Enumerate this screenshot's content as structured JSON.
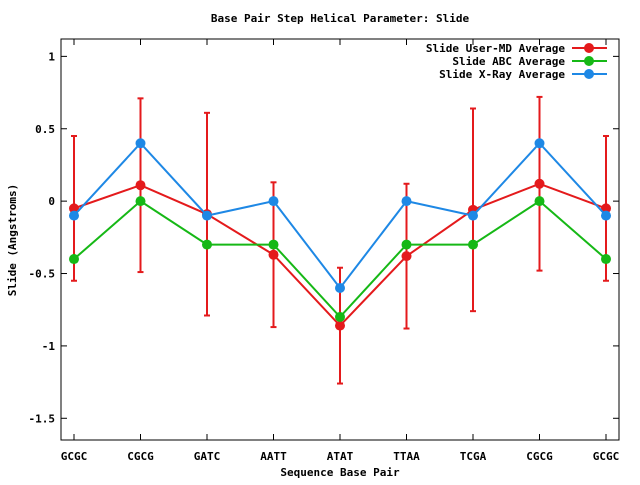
{
  "chart_data": {
    "type": "line",
    "title": "Base Pair Step Helical Parameter: Slide",
    "xlabel": "Sequence Base Pair",
    "ylabel": "Slide (Angstroms)",
    "categories": [
      "GCGC",
      "CGCG",
      "GATC",
      "AATT",
      "ATAT",
      "TTAA",
      "TCGA",
      "CGCG",
      "GCGC"
    ],
    "ylim": [
      -1.65,
      1.12
    ],
    "yticks": [
      {
        "value": 1,
        "label": "1"
      },
      {
        "value": 0.5,
        "label": "0.5"
      },
      {
        "value": 0,
        "label": "0"
      },
      {
        "value": -0.5,
        "label": "-0.5"
      },
      {
        "value": -1,
        "label": "-1"
      },
      {
        "value": -1.5,
        "label": "-1.5"
      }
    ],
    "legend_position": "top-right",
    "series": [
      {
        "name": "Slide User-MD Average",
        "color": "#e41a1c",
        "values": [
          -0.05,
          0.11,
          -0.09,
          -0.37,
          -0.86,
          -0.38,
          -0.06,
          0.12,
          -0.05
        ],
        "error": [
          0.5,
          0.6,
          0.7,
          0.5,
          0.4,
          0.5,
          0.7,
          0.6,
          0.5
        ]
      },
      {
        "name": "Slide ABC Average",
        "color": "#16b816",
        "values": [
          -0.4,
          0.0,
          -0.3,
          -0.3,
          -0.8,
          -0.3,
          -0.3,
          0.0,
          -0.4
        ]
      },
      {
        "name": "Slide X-Ray Average",
        "color": "#1e88e5",
        "values": [
          -0.1,
          0.4,
          -0.1,
          0.0,
          -0.6,
          0.0,
          -0.1,
          0.4,
          -0.1
        ]
      }
    ]
  }
}
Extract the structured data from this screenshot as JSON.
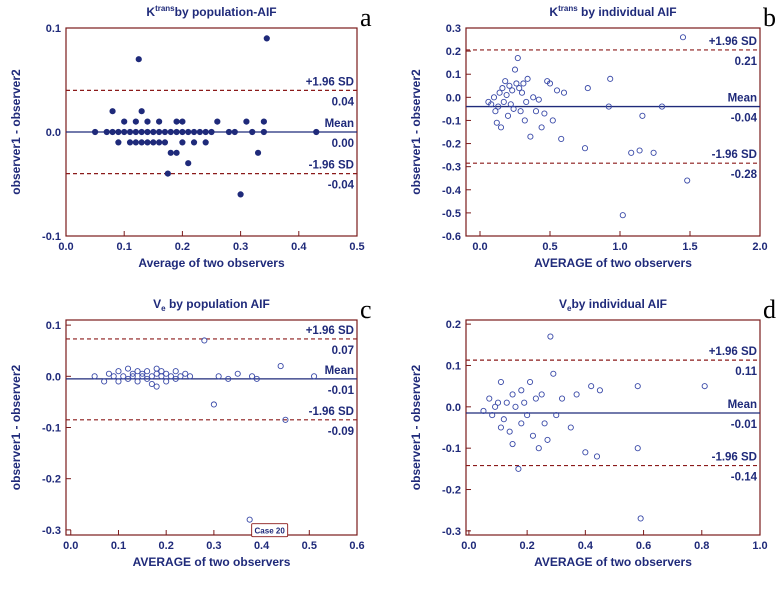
{
  "chart_data": [
    {
      "type": "scatter",
      "panel_label": "a",
      "title_main": "K",
      "title_sup": "trans",
      "title_rest": "by population-AIF",
      "xlabel": "Average of two observers",
      "ylabel": "observer1 - observer2",
      "xlim": [
        0.0,
        0.5
      ],
      "ylim": [
        -0.1,
        0.1
      ],
      "xticks": [
        "0.0",
        "0.1",
        "0.2",
        "0.3",
        "0.4",
        "0.5"
      ],
      "yticks": [
        "-0.1",
        "0.0",
        "0.1"
      ],
      "marker": "filled",
      "mean": 0.0,
      "upper": 0.04,
      "lower": -0.04,
      "labels": {
        "upper_name": "+1.96 SD",
        "upper_value": "0.04",
        "mean_name": "Mean",
        "mean_value": "0.00",
        "lower_name": "-1.96 SD",
        "lower_value": "-0.04"
      },
      "points": [
        [
          0.05,
          0.0
        ],
        [
          0.07,
          0.0
        ],
        [
          0.08,
          0.0
        ],
        [
          0.08,
          0.02
        ],
        [
          0.09,
          -0.01
        ],
        [
          0.09,
          0.0
        ],
        [
          0.1,
          0.0
        ],
        [
          0.1,
          0.01
        ],
        [
          0.11,
          -0.01
        ],
        [
          0.11,
          0.0
        ],
        [
          0.12,
          0.0
        ],
        [
          0.12,
          0.01
        ],
        [
          0.12,
          -0.01
        ],
        [
          0.125,
          0.07
        ],
        [
          0.13,
          0.0
        ],
        [
          0.13,
          0.02
        ],
        [
          0.13,
          -0.01
        ],
        [
          0.14,
          0.0
        ],
        [
          0.14,
          0.01
        ],
        [
          0.14,
          -0.01
        ],
        [
          0.15,
          0.0
        ],
        [
          0.15,
          -0.01
        ],
        [
          0.16,
          0.01
        ],
        [
          0.16,
          0.0
        ],
        [
          0.16,
          -0.01
        ],
        [
          0.17,
          0.0
        ],
        [
          0.17,
          -0.01
        ],
        [
          0.175,
          -0.04
        ],
        [
          0.18,
          0.0
        ],
        [
          0.18,
          -0.02
        ],
        [
          0.19,
          0.0
        ],
        [
          0.19,
          -0.02
        ],
        [
          0.19,
          0.01
        ],
        [
          0.2,
          0.0
        ],
        [
          0.2,
          0.01
        ],
        [
          0.2,
          -0.01
        ],
        [
          0.21,
          -0.03
        ],
        [
          0.21,
          0.0
        ],
        [
          0.22,
          0.0
        ],
        [
          0.22,
          -0.01
        ],
        [
          0.23,
          0.0
        ],
        [
          0.24,
          0.0
        ],
        [
          0.24,
          -0.01
        ],
        [
          0.25,
          0.0
        ],
        [
          0.26,
          0.01
        ],
        [
          0.28,
          0.0
        ],
        [
          0.29,
          0.0
        ],
        [
          0.3,
          -0.06
        ],
        [
          0.31,
          0.01
        ],
        [
          0.32,
          0.0
        ],
        [
          0.33,
          -0.02
        ],
        [
          0.34,
          0.0
        ],
        [
          0.34,
          0.01
        ],
        [
          0.345,
          0.09
        ],
        [
          0.43,
          0.0
        ]
      ]
    },
    {
      "type": "scatter",
      "panel_label": "b",
      "title_main": "K",
      "title_sup": "trans",
      "title_rest": " by individual AIF",
      "xlabel": "AVERAGE of two observers",
      "ylabel": "observer1 - observer2",
      "xlim": [
        -0.1,
        2.0
      ],
      "ylim": [
        -0.6,
        0.3
      ],
      "xticks": [
        "0.0",
        "0.5",
        "1.0",
        "1.5",
        "2.0"
      ],
      "xtick_values": [
        0.0,
        0.5,
        1.0,
        1.5,
        2.0
      ],
      "yticks": [
        "-0.6",
        "-0.5",
        "-0.4",
        "-0.3",
        "-0.2",
        "-0.1",
        "0.0",
        "0.1",
        "0.2",
        "0.3"
      ],
      "marker": "open",
      "mean": -0.04,
      "upper": 0.205,
      "lower": -0.285,
      "labels": {
        "upper_name": "+1.96 SD",
        "upper_value": "0.21",
        "mean_name": "Mean",
        "mean_value": "-0.04",
        "lower_name": "-1.96 SD",
        "lower_value": "-0.28"
      },
      "points": [
        [
          0.06,
          -0.02
        ],
        [
          0.08,
          -0.03
        ],
        [
          0.1,
          0.0
        ],
        [
          0.11,
          -0.06
        ],
        [
          0.12,
          -0.11
        ],
        [
          0.13,
          -0.04
        ],
        [
          0.14,
          0.02
        ],
        [
          0.15,
          -0.13
        ],
        [
          0.16,
          0.04
        ],
        [
          0.17,
          -0.02
        ],
        [
          0.18,
          0.07
        ],
        [
          0.19,
          0.01
        ],
        [
          0.2,
          -0.08
        ],
        [
          0.21,
          0.05
        ],
        [
          0.22,
          -0.03
        ],
        [
          0.23,
          0.03
        ],
        [
          0.24,
          -0.05
        ],
        [
          0.25,
          0.12
        ],
        [
          0.26,
          0.06
        ],
        [
          0.27,
          0.17
        ],
        [
          0.28,
          0.04
        ],
        [
          0.29,
          -0.06
        ],
        [
          0.3,
          0.02
        ],
        [
          0.31,
          0.06
        ],
        [
          0.32,
          -0.1
        ],
        [
          0.33,
          -0.02
        ],
        [
          0.34,
          0.08
        ],
        [
          0.36,
          -0.17
        ],
        [
          0.38,
          0.0
        ],
        [
          0.4,
          -0.06
        ],
        [
          0.42,
          -0.01
        ],
        [
          0.44,
          -0.13
        ],
        [
          0.46,
          -0.07
        ],
        [
          0.48,
          0.07
        ],
        [
          0.5,
          0.06
        ],
        [
          0.52,
          -0.1
        ],
        [
          0.55,
          0.03
        ],
        [
          0.58,
          -0.18
        ],
        [
          0.6,
          0.02
        ],
        [
          0.75,
          -0.22
        ],
        [
          0.77,
          0.04
        ],
        [
          0.92,
          -0.04
        ],
        [
          0.93,
          0.08
        ],
        [
          1.02,
          -0.51
        ],
        [
          1.08,
          -0.24
        ],
        [
          1.14,
          -0.23
        ],
        [
          1.16,
          -0.08
        ],
        [
          1.24,
          -0.24
        ],
        [
          1.3,
          -0.04
        ],
        [
          1.45,
          0.26
        ],
        [
          1.48,
          -0.36
        ]
      ]
    },
    {
      "type": "scatter",
      "panel_label": "c",
      "title_main": "V",
      "title_sub": "e",
      "title_rest": " by population AIF",
      "xlabel": "AVERAGE of two observers",
      "ylabel": "observer1 - observer2",
      "xlim": [
        -0.01,
        0.6
      ],
      "ylim": [
        -0.31,
        0.11
      ],
      "xticks": [
        "0.0",
        "0.1",
        "0.2",
        "0.3",
        "0.4",
        "0.5",
        "0.6"
      ],
      "xtick_values": [
        0.0,
        0.1,
        0.2,
        0.3,
        0.4,
        0.5,
        0.6
      ],
      "yticks": [
        "-0.3",
        "-0.2",
        "-0.1",
        "0.0",
        "0.1"
      ],
      "ytick_values": [
        -0.3,
        -0.2,
        -0.1,
        0.0,
        0.1
      ],
      "marker": "open",
      "mean": -0.005,
      "upper": 0.073,
      "lower": -0.085,
      "labels": {
        "upper_name": "+1.96 SD",
        "upper_value": "0.07",
        "mean_name": "Mean",
        "mean_value": "-0.01",
        "lower_name": "-1.96 SD",
        "lower_value": "-0.09"
      },
      "annotation": "Case 20",
      "annotation_point": [
        0.375,
        -0.28
      ],
      "points": [
        [
          0.05,
          0.0
        ],
        [
          0.07,
          -0.01
        ],
        [
          0.08,
          0.005
        ],
        [
          0.09,
          0.0
        ],
        [
          0.1,
          -0.01
        ],
        [
          0.1,
          0.01
        ],
        [
          0.11,
          0.0
        ],
        [
          0.12,
          0.015
        ],
        [
          0.12,
          -0.005
        ],
        [
          0.13,
          0.005
        ],
        [
          0.13,
          0.0
        ],
        [
          0.14,
          -0.01
        ],
        [
          0.14,
          0.01
        ],
        [
          0.15,
          0.0
        ],
        [
          0.15,
          0.005
        ],
        [
          0.16,
          -0.005
        ],
        [
          0.16,
          0.01
        ],
        [
          0.17,
          0.0
        ],
        [
          0.17,
          -0.015
        ],
        [
          0.18,
          0.005
        ],
        [
          0.18,
          0.015
        ],
        [
          0.18,
          -0.02
        ],
        [
          0.19,
          0.0
        ],
        [
          0.19,
          0.01
        ],
        [
          0.2,
          -0.01
        ],
        [
          0.2,
          0.005
        ],
        [
          0.21,
          0.0
        ],
        [
          0.22,
          0.01
        ],
        [
          0.22,
          -0.005
        ],
        [
          0.23,
          0.0
        ],
        [
          0.24,
          0.005
        ],
        [
          0.25,
          0.0
        ],
        [
          0.28,
          0.07
        ],
        [
          0.3,
          -0.055
        ],
        [
          0.31,
          0.0
        ],
        [
          0.33,
          -0.005
        ],
        [
          0.35,
          0.005
        ],
        [
          0.38,
          0.0
        ],
        [
          0.39,
          -0.005
        ],
        [
          0.44,
          0.02
        ],
        [
          0.45,
          -0.085
        ],
        [
          0.51,
          0.0
        ],
        [
          0.375,
          -0.28
        ]
      ]
    },
    {
      "type": "scatter",
      "panel_label": "d",
      "title_main": "V",
      "title_sub": "e",
      "title_rest": "by individual AIF",
      "xlabel": "AVERAGE of two observers",
      "ylabel": "observer1 - observer2",
      "xlim": [
        -0.01,
        1.0
      ],
      "ylim": [
        -0.31,
        0.21
      ],
      "xticks": [
        "0.0",
        "0.2",
        "0.4",
        "0.6",
        "0.8",
        "1.0"
      ],
      "xtick_values": [
        0.0,
        0.2,
        0.4,
        0.6,
        0.8,
        1.0
      ],
      "yticks": [
        "-0.3",
        "-0.2",
        "-0.1",
        "0.0",
        "0.1",
        "0.2"
      ],
      "ytick_values": [
        -0.3,
        -0.2,
        -0.1,
        0.0,
        0.1,
        0.2
      ],
      "marker": "open",
      "mean": -0.015,
      "upper": 0.113,
      "lower": -0.142,
      "labels": {
        "upper_name": "+1.96 SD",
        "upper_value": "0.11",
        "mean_name": "Mean",
        "mean_value": "-0.01",
        "lower_name": "-1.96 SD",
        "lower_value": "-0.14"
      },
      "points": [
        [
          0.05,
          -0.01
        ],
        [
          0.07,
          0.02
        ],
        [
          0.08,
          -0.02
        ],
        [
          0.09,
          0.0
        ],
        [
          0.1,
          0.01
        ],
        [
          0.11,
          -0.05
        ],
        [
          0.11,
          0.06
        ],
        [
          0.12,
          -0.03
        ],
        [
          0.13,
          0.01
        ],
        [
          0.14,
          -0.06
        ],
        [
          0.15,
          0.03
        ],
        [
          0.15,
          -0.09
        ],
        [
          0.16,
          0.0
        ],
        [
          0.17,
          -0.15
        ],
        [
          0.18,
          -0.04
        ],
        [
          0.18,
          0.04
        ],
        [
          0.19,
          0.01
        ],
        [
          0.2,
          -0.02
        ],
        [
          0.21,
          0.06
        ],
        [
          0.22,
          -0.07
        ],
        [
          0.23,
          0.02
        ],
        [
          0.24,
          -0.1
        ],
        [
          0.25,
          0.03
        ],
        [
          0.26,
          -0.04
        ],
        [
          0.27,
          -0.08
        ],
        [
          0.28,
          0.17
        ],
        [
          0.29,
          0.08
        ],
        [
          0.3,
          -0.02
        ],
        [
          0.32,
          0.02
        ],
        [
          0.35,
          -0.05
        ],
        [
          0.37,
          0.03
        ],
        [
          0.4,
          -0.11
        ],
        [
          0.42,
          0.05
        ],
        [
          0.44,
          -0.12
        ],
        [
          0.45,
          0.04
        ],
        [
          0.58,
          -0.1
        ],
        [
          0.58,
          0.05
        ],
        [
          0.59,
          -0.27
        ],
        [
          0.81,
          0.05
        ]
      ]
    }
  ]
}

▶ [Exercise directions]
Scan the lines above for "Pair", then copy every one that has it.

▶ [Answer to the task]
    "title": "Base Pair Step Helical Parameter: Slide",
    "xlabel": "Sequence Base Pair",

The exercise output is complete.